Written exercise:
Reproduce the material below verbatim, from its first line down to and including the line that contains "- scaling-by-select[interactable]: Application".

[Entries from a dataset]
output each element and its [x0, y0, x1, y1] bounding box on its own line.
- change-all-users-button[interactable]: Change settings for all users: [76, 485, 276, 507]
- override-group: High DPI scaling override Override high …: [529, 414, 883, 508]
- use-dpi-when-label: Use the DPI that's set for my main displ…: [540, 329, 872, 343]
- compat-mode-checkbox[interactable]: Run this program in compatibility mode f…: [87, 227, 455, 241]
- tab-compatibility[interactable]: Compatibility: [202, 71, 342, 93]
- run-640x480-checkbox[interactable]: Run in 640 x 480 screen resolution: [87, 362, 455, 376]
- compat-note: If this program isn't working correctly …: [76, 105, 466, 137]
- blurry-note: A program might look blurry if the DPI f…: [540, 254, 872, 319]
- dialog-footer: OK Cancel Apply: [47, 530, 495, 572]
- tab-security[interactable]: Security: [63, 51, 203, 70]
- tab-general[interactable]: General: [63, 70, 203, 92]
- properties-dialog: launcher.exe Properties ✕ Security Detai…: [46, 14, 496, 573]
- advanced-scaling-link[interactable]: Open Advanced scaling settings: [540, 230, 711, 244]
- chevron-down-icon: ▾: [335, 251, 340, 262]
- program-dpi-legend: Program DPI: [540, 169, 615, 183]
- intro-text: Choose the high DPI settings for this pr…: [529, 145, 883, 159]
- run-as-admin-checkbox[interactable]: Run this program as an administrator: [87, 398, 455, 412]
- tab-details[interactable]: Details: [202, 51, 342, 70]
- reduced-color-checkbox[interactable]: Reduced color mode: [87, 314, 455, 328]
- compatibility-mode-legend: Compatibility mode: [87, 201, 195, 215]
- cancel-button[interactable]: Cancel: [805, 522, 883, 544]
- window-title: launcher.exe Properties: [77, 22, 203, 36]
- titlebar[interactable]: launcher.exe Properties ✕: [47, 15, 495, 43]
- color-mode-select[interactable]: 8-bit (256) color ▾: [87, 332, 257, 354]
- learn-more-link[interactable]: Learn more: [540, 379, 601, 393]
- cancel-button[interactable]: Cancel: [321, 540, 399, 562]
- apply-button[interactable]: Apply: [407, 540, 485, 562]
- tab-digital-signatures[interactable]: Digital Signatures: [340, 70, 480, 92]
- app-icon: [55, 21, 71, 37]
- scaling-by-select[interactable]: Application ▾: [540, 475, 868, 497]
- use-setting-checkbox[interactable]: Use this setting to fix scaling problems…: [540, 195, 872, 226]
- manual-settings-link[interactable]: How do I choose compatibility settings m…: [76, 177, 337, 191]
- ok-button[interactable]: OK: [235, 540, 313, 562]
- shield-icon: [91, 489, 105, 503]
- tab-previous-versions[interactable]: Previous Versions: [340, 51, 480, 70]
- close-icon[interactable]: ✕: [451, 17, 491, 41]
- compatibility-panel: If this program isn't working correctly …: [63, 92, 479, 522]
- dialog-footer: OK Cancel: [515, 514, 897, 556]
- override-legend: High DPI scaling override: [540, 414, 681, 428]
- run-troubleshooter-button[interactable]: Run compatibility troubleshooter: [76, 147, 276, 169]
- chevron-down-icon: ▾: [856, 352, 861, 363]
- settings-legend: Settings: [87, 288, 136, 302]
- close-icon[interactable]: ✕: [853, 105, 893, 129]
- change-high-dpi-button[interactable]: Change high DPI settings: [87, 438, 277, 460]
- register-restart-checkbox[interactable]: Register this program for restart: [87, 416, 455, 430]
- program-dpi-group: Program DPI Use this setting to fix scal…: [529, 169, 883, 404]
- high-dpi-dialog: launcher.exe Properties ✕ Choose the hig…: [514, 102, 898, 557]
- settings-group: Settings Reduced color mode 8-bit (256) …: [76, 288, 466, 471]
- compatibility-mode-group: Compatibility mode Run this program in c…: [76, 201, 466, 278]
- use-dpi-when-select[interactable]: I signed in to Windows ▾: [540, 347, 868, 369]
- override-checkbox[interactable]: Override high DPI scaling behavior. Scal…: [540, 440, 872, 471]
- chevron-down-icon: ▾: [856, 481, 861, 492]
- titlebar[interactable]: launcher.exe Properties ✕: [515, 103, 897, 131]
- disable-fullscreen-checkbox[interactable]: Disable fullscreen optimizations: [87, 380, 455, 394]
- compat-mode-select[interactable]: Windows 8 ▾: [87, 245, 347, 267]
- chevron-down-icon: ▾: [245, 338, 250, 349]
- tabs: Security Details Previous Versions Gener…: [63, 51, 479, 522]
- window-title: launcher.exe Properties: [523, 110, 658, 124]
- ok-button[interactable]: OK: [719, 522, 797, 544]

Task response:
output each element and its [x0, y0, x1, y1] bounding box on its own line.
- change-all-users-button[interactable]: Change settings for all users: [76, 485, 276, 507]
- override-group: High DPI scaling override Override high …: [529, 414, 883, 508]
- use-dpi-when-label: Use the DPI that's set for my main displ…: [540, 329, 872, 343]
- compat-mode-checkbox[interactable]: Run this program in compatibility mode f…: [87, 227, 455, 241]
- tab-compatibility[interactable]: Compatibility: [202, 71, 342, 93]
- run-640x480-checkbox[interactable]: Run in 640 x 480 screen resolution: [87, 362, 455, 376]
- compat-note: If this program isn't working correctly …: [76, 105, 466, 137]
- blurry-note: A program might look blurry if the DPI f…: [540, 254, 872, 319]
- dialog-footer: OK Cancel Apply: [47, 530, 495, 572]
- tab-security[interactable]: Security: [63, 51, 203, 70]
- tab-general[interactable]: General: [63, 70, 203, 92]
- properties-dialog: launcher.exe Properties ✕ Security Detai…: [46, 14, 496, 573]
- advanced-scaling-link[interactable]: Open Advanced scaling settings: [540, 230, 711, 244]
- chevron-down-icon: ▾: [335, 251, 340, 262]
- program-dpi-legend: Program DPI: [540, 169, 615, 183]
- intro-text: Choose the high DPI settings for this pr…: [529, 145, 883, 159]
- run-as-admin-checkbox[interactable]: Run this program as an administrator: [87, 398, 455, 412]
- tab-details[interactable]: Details: [202, 51, 342, 70]
- reduced-color-checkbox[interactable]: Reduced color mode: [87, 314, 455, 328]
- compatibility-mode-legend: Compatibility mode: [87, 201, 195, 215]
- cancel-button[interactable]: Cancel: [805, 522, 883, 544]
- window-title: launcher.exe Properties: [77, 22, 203, 36]
- titlebar[interactable]: launcher.exe Properties ✕: [47, 15, 495, 43]
- color-mode-select[interactable]: 8-bit (256) color ▾: [87, 332, 257, 354]
- learn-more-link[interactable]: Learn more: [540, 379, 601, 393]
- cancel-button[interactable]: Cancel: [321, 540, 399, 562]
- apply-button[interactable]: Apply: [407, 540, 485, 562]
- tab-digital-signatures[interactable]: Digital Signatures: [340, 70, 480, 92]
- app-icon: [55, 21, 71, 37]
- scaling-by-select[interactable]: Application ▾: [540, 475, 868, 497]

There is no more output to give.